WHAT TO WORK ON — Copy each line of the data below with the word "misura".

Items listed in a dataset
* Begin *
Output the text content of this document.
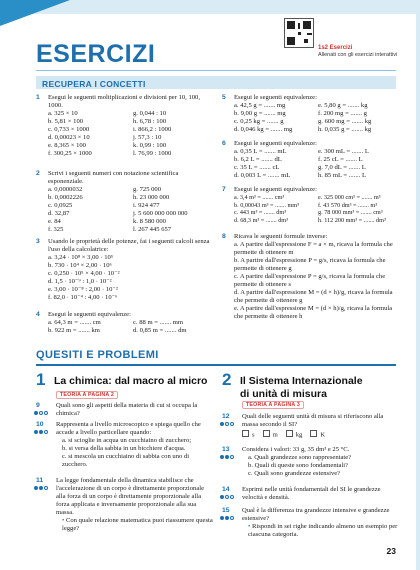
ESERCIZI	1s2 Esercizi
Allenati con gli esercizi interattivi
RECUPERA I CONCETTI
1 Esegui le seguenti moltiplicazioni e divisioni per 10, 100, 1000.
a. 325 × 10	g. 0,044 : 10
b. 5,81 × 100	h. 6,78 : 100
c. 0,733 × 1000	i. 866,2 : 1000
d. 0,00023 × 10	j. 57,3 : 10
e. 8,365 × 100	k. 0,99 : 100
f. 300,25 × 1000	l. 76,99 : 1000
2 Scrivi i seguenti numeri con notazione scientifica esponenziale.
a. 0,0000032	g. 725 000
b. 0,0002226	h. 23 000 000
c. 0,0925	i. 924 477
d. 32,87	j. 5 600 000 000 000
e. 84	k. 8 580 000
f. 325	l. 267 445 657
3 Usando le proprietà delle potenze, fai i seguenti calcoli senza l'uso della calcolatrice:
a. 3,24 · 10⁸ × 3,00 · 10⁵
b. 730 · 10⁴ × 2,00 · 10⁶
c. 0,250 · 10⁵ × 4,00 · 10⁻²
d. 1,5 · 10⁻⁹ : 1,0 · 10⁻²
e. 3,00 · 10⁻⁸ : 2,00 · 10⁻²
f. 82,0 · 10⁻⁴ : 4,00 · 10⁻⁶
4 Esegui le seguenti equivalenze:
a. 64,3 m = ....... cm	c. 88 m = ....... mm
b. 922 m = ....... km	d. 0,85 m = ....... dm
5 Esegui le seguenti equivalenze:
a. 42,5 g = ....... mg	e. 5,80 g = ....... kg
b. 9,00 g = ....... mg	f. 200 mg = ....... g
c. 0,25 kg = ....... g	g. 600 mg = ....... kg
d. 0,046 kg = ....... mg	h. 0,035 g = ....... kg
6 Esegui le seguenti equivalenze:
a. 0,35 L = ....... mL	e. 300 mL = ....... L
b. 6,2 L = ....... dL	f. 25 cL = ....... L
c. 35 L = ....... cL	g. 7,0 dL = ....... L
d. 0,003 L = ....... mL	h. 85 mL = ....... L
7 Esegui le seguenti equivalenze:
a. 3,4 m³ = ....... cm³	e. 325 000 cm³ = ....... m³
b. 0,00043 m³ = ....... mm³	f. 43 570 dm³ = ....... m³
c. 443 m³ = ....... dm³	g. 78 000 mm³ = ....... cm³
d. 68,3 m³ = ....... dm³	h. 112 200 mm³ = ....... dm³
8 Ricava le seguenti formule inverse:
a. A partire dall'espressione F = a × m, ricava la formula che permette di ottenere m
b. A partire dall'espressione P = g/s, ricava la formula che permette di ottenere g
c. A partire dall'espressione P = g/s, ricava la formula che permette di ottenere s
d. A partire dall'espressione M = (d × h)/g, ricava la formula che permette di ottenere g
e. A partire dall'espressione M = (d × h)/g, ricava la formula che permette di ottenere h
QUESITI E PROBLEMI
1 La chimica: dal macro al micro
TEORIA A PAGINA 2
2 Il Sistema Internazionale
di unità di misura
TEORIA A PAGINA 3
9 Quali sono gli aspetti della materia di cui si occupa la chimica?
10 Rappresenta a livello microscopico e spiega quello che accade a livello particellare quando:
a. si scioglie in acqua un cucchiaino di zucchero;
b. si versa della sabbia in un bicchiere d'acqua.
c. si mescola un cucchiaino di sabbia con uno di zucchero.
11 La legge fondamentale della dinamica stabilisce che l'accelerazione di un corpo è direttamente proporzionale alla forza di un corpo è direttamente proporzionale alla forza applicata e inversamente proporzionale alla sua massa.
• Con quale relazione matematica puoi riassumere questa legge?
12 Quali delle seguenti unità di misura si riferiscono alla massa secondo il SI?
s	m	kg	K
13 Considera i valori: 33 g, 35 dm³ e 25 °C.
a. Quali grandezze sono rappresentate?
b. Quali di queste sono fondamentali?
c. Quali sono grandezze estensive?
14 Esprimi nelle unità fondamentali del SI le grandezze velocità e densità.
15 Qual è la differenza tra grandezze intensive e grandezze estensive?
• Rispondi in sei righe indicando almeno un esempio per ciascuna categoria.
23
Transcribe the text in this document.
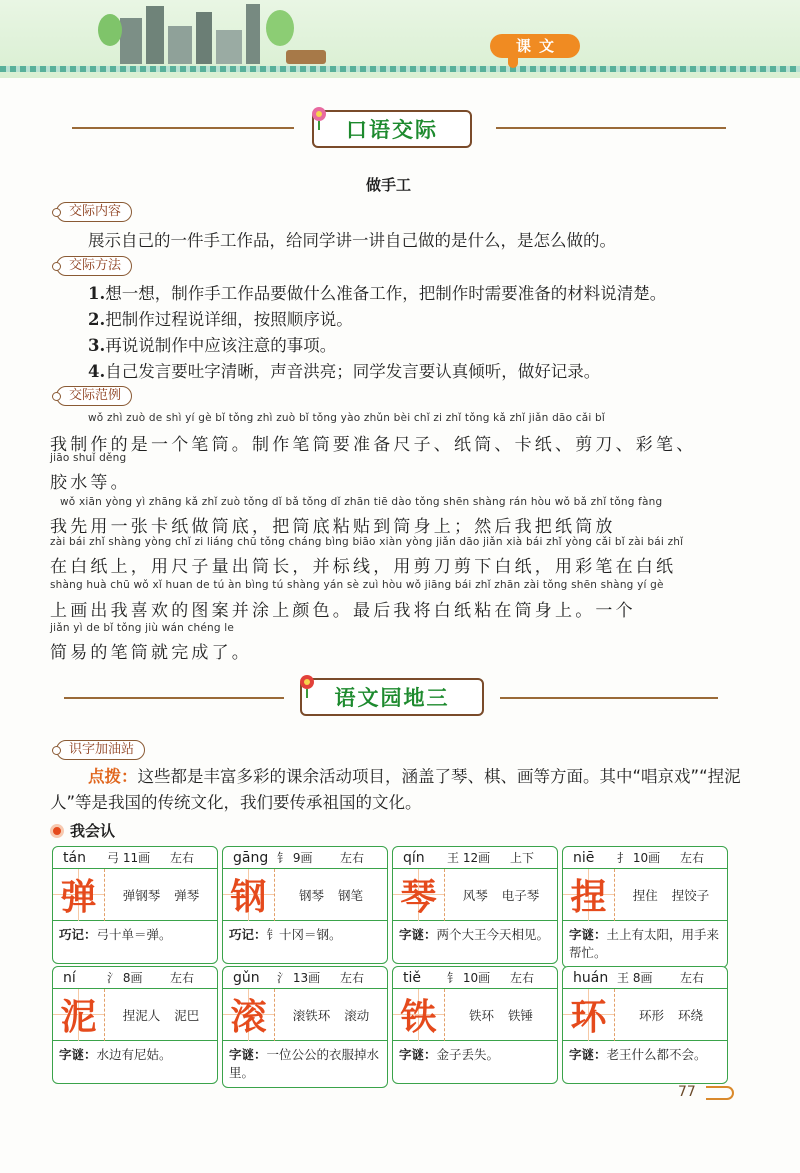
课文
口语交际
做手工
交际内容
展示自己的一件手工作品，给同学讲一讲自己做的是什么，是怎么做的。
交际方法
1.想一想，制作手工作品要做什么准备工作，把制作时需要准备的材料说清楚。
2.把制作过程说详细，按照顺序说。
3.再说说制作中应该注意的事项。
4.自己发言要吐字清晰，声音洪亮；同学发言要认真倾听，做好记录。
交际范例
wǒ zhì zuò de shì yí gè bǐ tǒng zhì zuò bǐ tǒng yào zhǔn bèi chǐ zi zhǐ tǒng kǎ zhǐ jiǎn dāo cǎi bǐ
我制作的是一个笔筒。制作笔筒要准备尺子、纸筒、卡纸、剪刀、彩笔、
jiāo shuǐ děng
胶水等。
wǒ xiān yòng yì zhāng kǎ zhǐ zuò tǒng dǐ bǎ tǒng dǐ zhān tiē dào tǒng shēn shàng rán hòu wǒ bǎ zhǐ tǒng fàng
我先用一张卡纸做筒底，把筒底粘贴到筒身上；然后我把纸筒放
zài bái zhǐ shàng yòng chǐ zi liáng chū tǒng cháng bìng biāo xiàn yòng jiǎn dāo jiǎn xià bái zhǐ yòng cǎi bǐ zài bái zhǐ
在白纸上，用尺子量出筒长，并标线，用剪刀剪下白纸，用彩笔在白纸
shàng huà chū wǒ xǐ huan de tú àn bìng tú shàng yán sè zuì hòu wǒ jiāng bái zhǐ zhān zài tǒng shēn shàng yí gè
上画出我喜欢的图案并涂上颜色。最后我将白纸粘在筒身上。一个
jiǎn yì de bǐ tǒng jiù wán chéng le
简易的笔筒就完成了。
语文园地三
识字加油站
点拨：这些都是丰富多彩的课余活动项目，涵盖了琴、棋、画等方面。其中“唱京戏”“捏泥人”等是我国的传统文化，我们要传承祖国的文化。
我会认
tán	弓 11画	左右
弹	弹钢琴 弹琴
巧记：弓十单＝弹。
gāng 钅 9画	左右
钢	钢琴 钢笔
巧记：钅十冈＝钢。
qín	王 12画	上下
琴	风琴 电子琴
字谜：两个大王今天相见。
niē	扌 10画	左右
捏	捏住 捏饺子
字谜：土上有太阳，用手来帮忙。
ní	氵 8画	左右
泥	捏泥人 泥巴
字谜：水边有尼姑。
gǔn	氵 13画	左右
滚	滚铁环 滚动
字谜：一位公公的衣服掉水里。
tiě	钅 10画	左右
铁	铁环 铁锤
字谜：金子丢失。
huán 王 8画	左右
环	环形 环绕
字谜：老王什么都不会。
77
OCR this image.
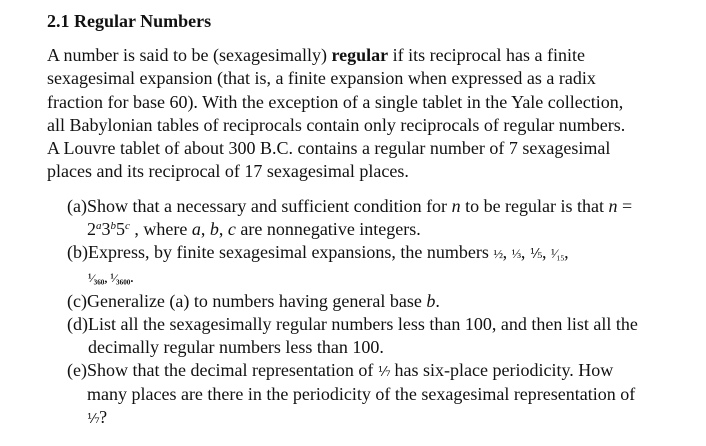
2.1 Regular Numbers

A number is said to be (sexagesimally) regular if its reciprocal has a finite sexagesimal expansion (that is, a finite expansion when expressed as a radix fraction for base 60). With the exception of a single tablet in the Yale collection, all Babylonian tables of reciprocals contain only reciprocals of regular numbers. A Louvre tablet of about 300 B.C. contains a regular number of 7 sexagesimal places and its reciprocal of 17 sexagesimal places.

(a) Show that a necessary and sufficient condition for n to be regular is that $n = 2^a3^b5^c$ , where a, b, c are nonnegative integers.
(b) Express, by finite sexagesimal expansions, the numbers ½, ⅓, ⅕, ¹⁄₁₅,
¹⁄₃₆₀, ¹⁄₃₆₀₀.
(c) Generalize (a) to numbers having general base b.
(d) List all the sexagesimally regular numbers less than 100, and then list all the decimally regular numbers less than 100.
(e) Show that the decimal representation of ⅐ has six-place periodicity. How many places are there in the periodicity of the sexagesimal representation of ⅐?
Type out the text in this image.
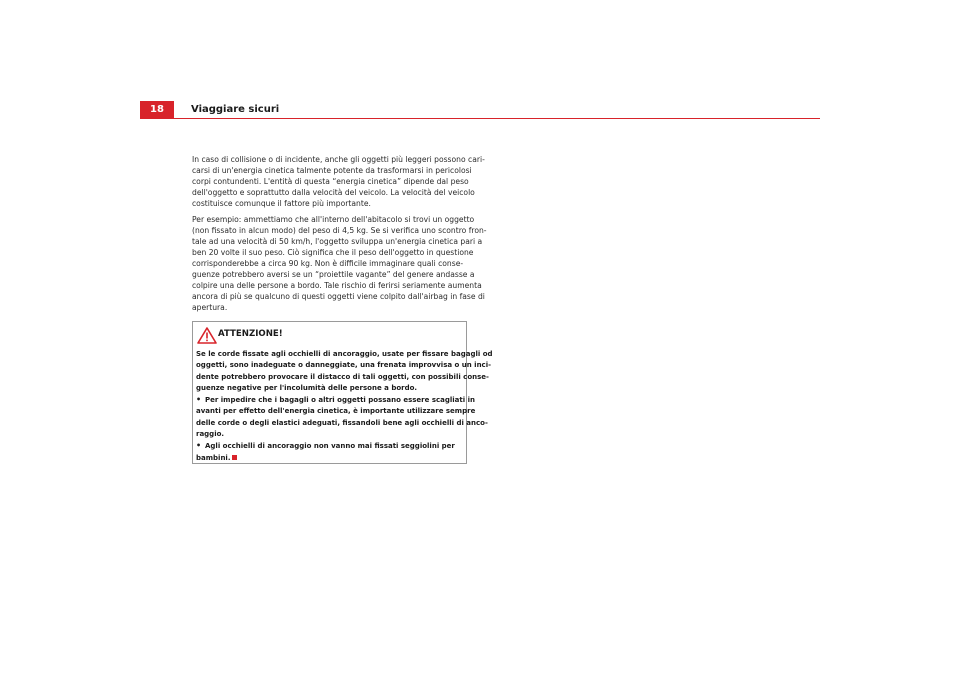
18	Viaggiare sicuri

In caso di collisione o di incidente, anche gli oggetti più leggeri possono cari-
carsi di un'energia cinetica talmente potente da trasformarsi in pericolosi
corpi contundenti. L'entità di questa “energia cinetica” dipende dal peso
dell'oggetto e soprattutto dalla velocità del veicolo. La velocità del veicolo
costituisce comunque il fattore più importante.

Per esempio: ammettiamo che all'interno dell'abitacolo si trovi un oggetto
(non fissato in alcun modo) del peso di 4,5 kg. Se si verifica uno scontro fron-
tale ad una velocità di 50 km/h, l'oggetto sviluppa un'energia cinetica pari a
ben 20 volte il suo peso. Ciò significa che il peso dell'oggetto in questione
corrisponderebbe a circa 90 kg. Non è difficile immaginare quali conse-
guenze potrebbero aversi se un “proiettile vagante” del genere andasse a
colpire una delle persone a bordo. Tale rischio di ferirsi seriamente aumenta
ancora di più se qualcuno di questi oggetti viene colpito dall'airbag in fase di
apertura.

ATTENZIONE!
Se le corde fissate agli occhielli di ancoraggio, usate per fissare bagagli od
oggetti, sono inadeguate o danneggiate, una frenata improvvisa o un inci-
dente potrebbero provocare il distacco di tali oggetti, con possibili conse-
guenze negative per l'incolumità delle persone a bordo.
• Per impedire che i bagagli o altri oggetti possano essere scagliati in
avanti per effetto dell'energia cinetica, è importante utilizzare sempre
delle corde o degli elastici adeguati, fissandoli bene agli occhielli di anco-
raggio.
• Agli occhielli di ancoraggio non vanno mai fissati seggiolini per
bambini.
* End *
EXPECTED OUTPUT —
di unità di misura
12 Quali delle seguenti unità di misura si riferiscono alla massa secondo il SI?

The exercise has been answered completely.